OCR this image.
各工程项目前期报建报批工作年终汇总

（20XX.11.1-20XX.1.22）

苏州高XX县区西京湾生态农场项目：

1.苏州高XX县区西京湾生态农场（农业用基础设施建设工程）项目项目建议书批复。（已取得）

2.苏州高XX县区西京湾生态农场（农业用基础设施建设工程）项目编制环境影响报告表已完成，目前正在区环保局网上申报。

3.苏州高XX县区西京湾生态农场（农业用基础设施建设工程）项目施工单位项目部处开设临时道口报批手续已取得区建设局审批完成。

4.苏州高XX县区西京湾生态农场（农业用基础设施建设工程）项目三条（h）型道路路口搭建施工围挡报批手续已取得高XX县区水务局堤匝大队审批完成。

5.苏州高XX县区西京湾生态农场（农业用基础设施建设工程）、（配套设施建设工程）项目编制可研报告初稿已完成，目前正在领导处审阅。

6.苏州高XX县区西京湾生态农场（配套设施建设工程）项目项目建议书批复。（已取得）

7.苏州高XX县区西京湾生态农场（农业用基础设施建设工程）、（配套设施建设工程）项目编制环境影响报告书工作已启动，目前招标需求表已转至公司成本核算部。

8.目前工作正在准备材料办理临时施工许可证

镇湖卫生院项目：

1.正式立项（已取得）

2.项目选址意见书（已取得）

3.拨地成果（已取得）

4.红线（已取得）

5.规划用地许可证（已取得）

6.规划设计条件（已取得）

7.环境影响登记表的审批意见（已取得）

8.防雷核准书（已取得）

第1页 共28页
════════════════════
• SET EXERCISE: Give back the whole listing, word for word.

• RESPONSE TO THE TASK:
OCR this image.
各工程项目前期报建报批工作年终汇总

（20XX.11.1-20XX.1.22）

苏州高XX县区西京湾生态农场项目：

1.苏州高XX县区西京湾生态农场（农业用基础设施建设工程）项目项目建议书批复。（已取得）

2.苏州高XX县区西京湾生态农场（农业用基础设施建设工程）项目编制环境影响报告表已完成，目前正在区环保局网上申报。

3.苏州高XX县区西京湾生态农场（农业用基础设施建设工程）项目施工单位项目部处开设临时道口报批手续已取得区建设局审批完成。

4.苏州高XX县区西京湾生态农场（农业用基础设施建设工程）项目三条（h）型道路路口搭建施工围挡报批手续已取得高XX县区水务局堤匝大队审批完成。

5.苏州高XX县区西京湾生态农场（农业用基础设施建设工程）、（配套设施建设工程）项目编制可研报告初稿已完成，目前正在领导处审阅。

6.苏州高XX县区西京湾生态农场（配套设施建设工程）项目项目建议书批复。（已取得）

7.苏州高XX县区西京湾生态农场（农业用基础设施建设工程）、（配套设施建设工程）项目编制环境影响报告书工作已启动，目前招标需求表已转至公司成本核算部。

8.目前工作正在准备材料办理临时施工许可证

镇湖卫生院项目：

1.正式立项（已取得）

2.项目选址意见书（已取得）

3.拨地成果（已取得）

4.红线（已取得）

5.规划用地许可证（已取得）

6.规划设计条件（已取得）

7.环境影响登记表的审批意见（已取得）

8.防雷核准书（已取得）

第1页 共28页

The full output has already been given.